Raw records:
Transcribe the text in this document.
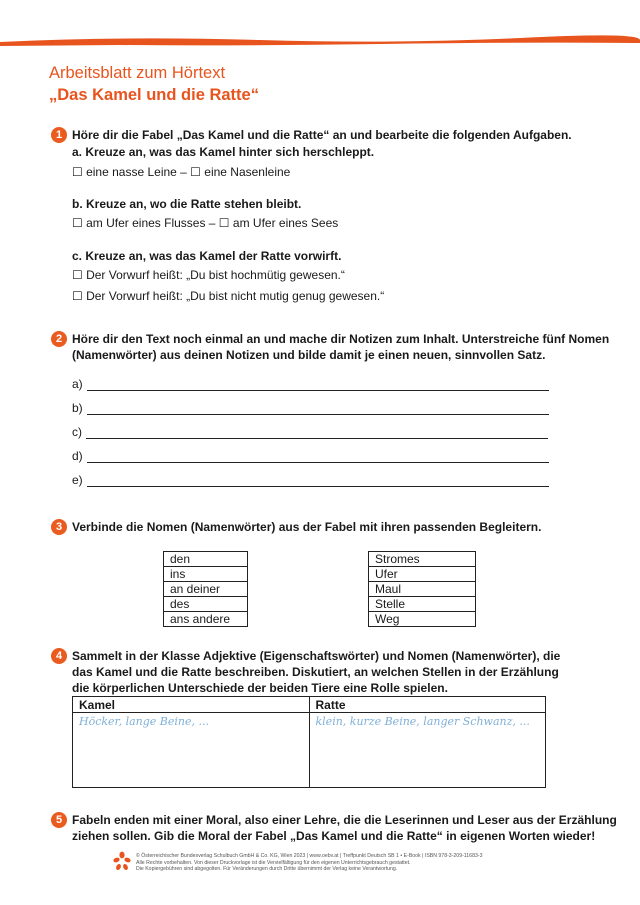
Arbeitsblatt zum Hörtext
„Das Kamel und die Ratte“
1 Höre dir die Fabel „Das Kamel und die Ratte“ an und bearbeite die folgenden Aufgaben.
a. Kreuze an, was das Kamel hinter sich herschleppt.
☐ eine nasse Leine – ☐ eine Nasenleine
b. Kreuze an, wo die Ratte stehen bleibt.
☐ am Ufer eines Flusses – ☐ am Ufer eines Sees
c. Kreuze an, was das Kamel der Ratte vorwirft.
☐ Der Vorwurf heißt: „Du bist hochmütig gewesen.“
☐ Der Vorwurf heißt: „Du bist nicht mutig genug gewesen.“
2 Höre dir den Text noch einmal an und mache dir Notizen zum Inhalt. Unterstreiche fünf Nomen
(Namenwörter) aus deinen Notizen und bilde damit je einen neuen, sinnvollen Satz.
a)
b)
c)
d)
e)
3 Verbinde die Nomen (Namenwörter) aus der Fabel mit ihren passenden Begleitern.
den
ins
an deiner
des
ans andere
Stromes
Ufer
Maul
Stelle
Weg
4 Sammelt in der Klasse Adjektive (Eigenschaftswörter) und Nomen (Namenwörter), die
das Kamel und die Ratte beschreiben. Diskutiert, an welchen Stellen in der Erzählung
die körperlichen Unterschiede der beiden Tiere eine Rolle spielen.
Kamel	Ratte
Höcker, lange Beine, ...	klein, kurze Beine, langer Schwanz, ...
5 Fabeln enden mit einer Moral, also einer Lehre, die die Leserinnen und Leser aus der Erzählung
ziehen sollen. Gib die Moral der Fabel „Das Kamel und die Ratte“ in eigenen Worten wieder!
© Österreichischer Bundesverlag Schulbuch GmbH & Co. KG, Wien 2023 | www.oebv.at | Treffpunkt Deutsch SB 1 • E-Book | ISBN 978-3-209-11683-3
Alle Rechte vorbehalten. Von dieser Druckvorlage ist die Vervielfältigung für den eigenen Unterrichtsgebrauch gestattet.
Die Kopiergebühren sind abgegolten. Für Veränderungen durch Dritte übernimmt der Verlag keine Verantwortung.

◆ **What to work on**
Reproduce the full material exactly, excluding the pictures.

◆ **Written answer**
Transcribe the text in this document.
Arbeitsblatt zum Hörtext
„Das Kamel und die Ratte“
1 Höre dir die Fabel „Das Kamel und die Ratte“ an und bearbeite die folgenden Aufgaben.
a. Kreuze an, was das Kamel hinter sich herschleppt.
☐ eine nasse Leine – ☐ eine Nasenleine
b. Kreuze an, wo die Ratte stehen bleibt.
☐ am Ufer eines Flusses – ☐ am Ufer eines Sees
c. Kreuze an, was das Kamel der Ratte vorwirft.
☐ Der Vorwurf heißt: „Du bist hochmütig gewesen.“
☐ Der Vorwurf heißt: „Du bist nicht mutig genug gewesen.“
2 Höre dir den Text noch einmal an und mache dir Notizen zum Inhalt. Unterstreiche fünf Nomen
(Namenwörter) aus deinen Notizen und bilde damit je einen neuen, sinnvollen Satz.
a)
b)
c)
d)
e)
3 Verbinde die Nomen (Namenwörter) aus der Fabel mit ihren passenden Begleitern.
den
ins
an deiner
des
ans andere
Stromes
Ufer
Maul
Stelle
Weg
4 Sammelt in der Klasse Adjektive (Eigenschaftswörter) und Nomen (Namenwörter), die
das Kamel und die Ratte beschreiben. Diskutiert, an welchen Stellen in der Erzählung
die körperlichen Unterschiede der beiden Tiere eine Rolle spielen.
Kamel	Ratte
Höcker, lange Beine, ...	klein, kurze Beine, langer Schwanz, ...
5 Fabeln enden mit einer Moral, also einer Lehre, die die Leserinnen und Leser aus der Erzählung
ziehen sollen. Gib die Moral der Fabel „Das Kamel und die Ratte“ in eigenen Worten wieder!
© Österreichischer Bundesverlag Schulbuch GmbH & Co. KG, Wien 2023 | www.oebv.at | Treffpunkt Deutsch SB 1 • E-Book | ISBN 978-3-209-11683-3
Alle Rechte vorbehalten. Von dieser Druckvorlage ist die Vervielfältigung für den eigenen Unterrichtsgebrauch gestattet.
Die Kopiergebühren sind abgegolten. Für Veränderungen durch Dritte übernimmt der Verlag keine Verantwortung.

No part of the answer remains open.